[GIVEN ENTRIES]
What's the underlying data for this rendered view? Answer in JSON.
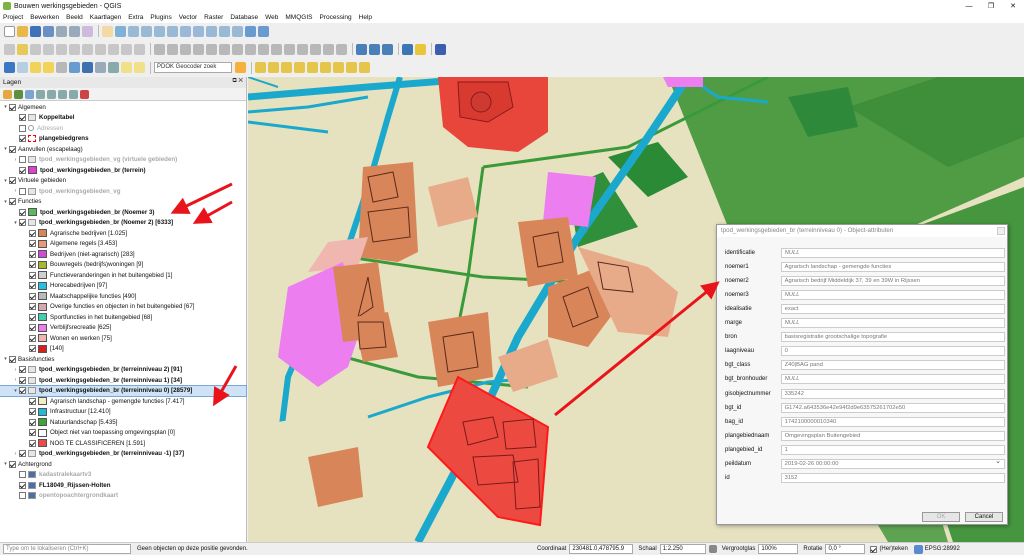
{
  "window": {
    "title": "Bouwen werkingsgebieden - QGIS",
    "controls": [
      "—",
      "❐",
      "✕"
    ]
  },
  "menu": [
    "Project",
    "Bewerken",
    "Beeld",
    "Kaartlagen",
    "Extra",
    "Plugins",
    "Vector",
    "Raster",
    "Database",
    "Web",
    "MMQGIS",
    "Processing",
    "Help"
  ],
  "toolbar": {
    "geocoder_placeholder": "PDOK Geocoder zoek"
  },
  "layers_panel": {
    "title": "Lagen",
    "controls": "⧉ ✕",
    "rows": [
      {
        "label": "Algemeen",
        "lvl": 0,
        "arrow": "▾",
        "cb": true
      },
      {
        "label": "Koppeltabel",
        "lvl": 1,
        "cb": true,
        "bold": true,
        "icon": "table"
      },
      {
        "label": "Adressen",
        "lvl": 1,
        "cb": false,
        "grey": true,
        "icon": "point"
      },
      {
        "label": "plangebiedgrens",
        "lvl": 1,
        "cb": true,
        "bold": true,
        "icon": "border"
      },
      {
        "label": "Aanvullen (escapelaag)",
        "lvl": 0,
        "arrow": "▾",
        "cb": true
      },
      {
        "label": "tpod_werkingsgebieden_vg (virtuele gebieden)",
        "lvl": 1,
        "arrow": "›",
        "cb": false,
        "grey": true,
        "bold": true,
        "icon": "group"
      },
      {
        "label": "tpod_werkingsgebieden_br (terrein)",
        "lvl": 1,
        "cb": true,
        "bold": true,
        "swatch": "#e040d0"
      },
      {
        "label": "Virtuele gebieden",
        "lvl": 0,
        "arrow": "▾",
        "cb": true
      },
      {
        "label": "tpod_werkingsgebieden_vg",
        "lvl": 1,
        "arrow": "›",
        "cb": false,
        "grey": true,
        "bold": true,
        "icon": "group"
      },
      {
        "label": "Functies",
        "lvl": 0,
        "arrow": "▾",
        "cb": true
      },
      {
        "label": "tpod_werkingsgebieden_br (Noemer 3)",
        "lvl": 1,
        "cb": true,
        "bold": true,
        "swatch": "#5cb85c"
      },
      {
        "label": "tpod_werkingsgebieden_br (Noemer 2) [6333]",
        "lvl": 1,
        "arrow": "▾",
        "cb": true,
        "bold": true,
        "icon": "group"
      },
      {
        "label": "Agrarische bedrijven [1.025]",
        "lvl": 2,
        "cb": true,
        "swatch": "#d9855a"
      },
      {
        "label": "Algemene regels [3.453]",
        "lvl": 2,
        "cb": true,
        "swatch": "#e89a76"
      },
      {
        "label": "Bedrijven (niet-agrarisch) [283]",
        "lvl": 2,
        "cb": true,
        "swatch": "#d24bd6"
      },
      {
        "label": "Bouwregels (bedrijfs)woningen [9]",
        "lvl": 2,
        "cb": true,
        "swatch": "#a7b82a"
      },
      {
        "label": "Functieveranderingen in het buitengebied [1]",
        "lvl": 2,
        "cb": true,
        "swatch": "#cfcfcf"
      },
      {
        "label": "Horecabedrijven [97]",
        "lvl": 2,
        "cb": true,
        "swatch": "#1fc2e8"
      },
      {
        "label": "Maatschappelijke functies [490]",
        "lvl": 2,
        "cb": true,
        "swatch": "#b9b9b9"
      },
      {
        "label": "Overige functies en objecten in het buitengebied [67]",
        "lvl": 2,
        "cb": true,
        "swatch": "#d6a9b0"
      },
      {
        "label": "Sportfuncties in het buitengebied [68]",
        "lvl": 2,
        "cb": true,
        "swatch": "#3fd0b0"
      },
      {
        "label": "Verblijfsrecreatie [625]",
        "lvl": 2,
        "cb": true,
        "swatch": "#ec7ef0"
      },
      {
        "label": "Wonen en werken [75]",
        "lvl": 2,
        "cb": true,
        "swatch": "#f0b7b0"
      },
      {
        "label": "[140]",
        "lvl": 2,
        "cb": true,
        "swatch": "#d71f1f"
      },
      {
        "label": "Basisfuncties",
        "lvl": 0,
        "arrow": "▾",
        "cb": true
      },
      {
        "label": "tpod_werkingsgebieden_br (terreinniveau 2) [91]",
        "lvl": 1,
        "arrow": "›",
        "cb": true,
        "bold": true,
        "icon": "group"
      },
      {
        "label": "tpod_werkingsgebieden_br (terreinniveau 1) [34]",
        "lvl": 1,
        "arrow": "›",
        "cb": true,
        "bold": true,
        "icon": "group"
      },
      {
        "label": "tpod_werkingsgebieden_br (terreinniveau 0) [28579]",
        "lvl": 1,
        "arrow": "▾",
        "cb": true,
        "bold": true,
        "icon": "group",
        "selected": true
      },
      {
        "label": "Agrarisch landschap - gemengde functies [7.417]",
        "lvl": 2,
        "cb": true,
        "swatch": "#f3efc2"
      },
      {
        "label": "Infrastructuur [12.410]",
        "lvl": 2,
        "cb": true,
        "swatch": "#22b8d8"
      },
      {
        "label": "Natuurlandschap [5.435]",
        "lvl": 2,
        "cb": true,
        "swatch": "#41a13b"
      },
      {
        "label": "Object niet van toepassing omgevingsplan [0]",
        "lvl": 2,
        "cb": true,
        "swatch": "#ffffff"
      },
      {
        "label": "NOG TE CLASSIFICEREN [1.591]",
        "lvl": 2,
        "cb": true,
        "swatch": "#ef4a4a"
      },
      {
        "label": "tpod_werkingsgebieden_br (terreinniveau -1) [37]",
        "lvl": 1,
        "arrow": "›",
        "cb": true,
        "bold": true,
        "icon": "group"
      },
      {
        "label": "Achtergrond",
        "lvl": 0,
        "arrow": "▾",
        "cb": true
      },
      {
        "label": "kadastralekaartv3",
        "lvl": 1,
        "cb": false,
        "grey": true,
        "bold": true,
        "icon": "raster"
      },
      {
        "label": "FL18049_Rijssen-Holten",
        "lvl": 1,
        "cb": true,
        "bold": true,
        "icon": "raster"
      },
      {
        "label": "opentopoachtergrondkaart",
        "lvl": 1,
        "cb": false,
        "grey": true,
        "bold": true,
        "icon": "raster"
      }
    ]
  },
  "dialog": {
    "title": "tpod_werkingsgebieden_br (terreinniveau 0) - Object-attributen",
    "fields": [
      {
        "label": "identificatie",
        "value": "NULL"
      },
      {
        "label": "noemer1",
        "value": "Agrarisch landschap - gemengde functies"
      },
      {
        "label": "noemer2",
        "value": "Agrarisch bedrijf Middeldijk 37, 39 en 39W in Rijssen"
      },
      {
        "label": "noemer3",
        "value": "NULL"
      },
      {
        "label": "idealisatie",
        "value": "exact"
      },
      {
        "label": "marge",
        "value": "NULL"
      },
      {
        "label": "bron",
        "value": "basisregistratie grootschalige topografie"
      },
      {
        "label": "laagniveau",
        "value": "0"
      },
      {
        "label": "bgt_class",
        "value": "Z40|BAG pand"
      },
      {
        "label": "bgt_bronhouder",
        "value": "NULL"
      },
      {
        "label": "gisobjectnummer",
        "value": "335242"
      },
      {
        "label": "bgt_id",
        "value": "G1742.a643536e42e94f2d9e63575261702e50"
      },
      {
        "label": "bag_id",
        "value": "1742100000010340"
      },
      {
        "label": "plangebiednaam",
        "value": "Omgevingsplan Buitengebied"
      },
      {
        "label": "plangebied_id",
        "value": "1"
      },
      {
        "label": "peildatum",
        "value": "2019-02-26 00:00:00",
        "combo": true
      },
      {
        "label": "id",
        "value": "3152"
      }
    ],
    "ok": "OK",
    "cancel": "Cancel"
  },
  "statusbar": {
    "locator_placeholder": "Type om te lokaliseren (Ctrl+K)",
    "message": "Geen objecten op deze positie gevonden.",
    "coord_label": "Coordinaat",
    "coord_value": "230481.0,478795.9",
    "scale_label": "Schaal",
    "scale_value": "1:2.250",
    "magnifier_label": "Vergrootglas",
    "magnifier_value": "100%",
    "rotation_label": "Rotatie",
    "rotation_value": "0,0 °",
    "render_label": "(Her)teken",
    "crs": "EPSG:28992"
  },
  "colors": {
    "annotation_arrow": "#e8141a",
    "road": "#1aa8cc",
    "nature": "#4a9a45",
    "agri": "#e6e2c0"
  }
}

[GIVEN REQUEST] Which lines above contain the word "niet"? Copy each of them.

[WRITTEN ANSWER]
        "label": "Bedrijven (niet-agrarisch) [283]",
        "label": "Object niet van toepassing omgevingsplan [0]",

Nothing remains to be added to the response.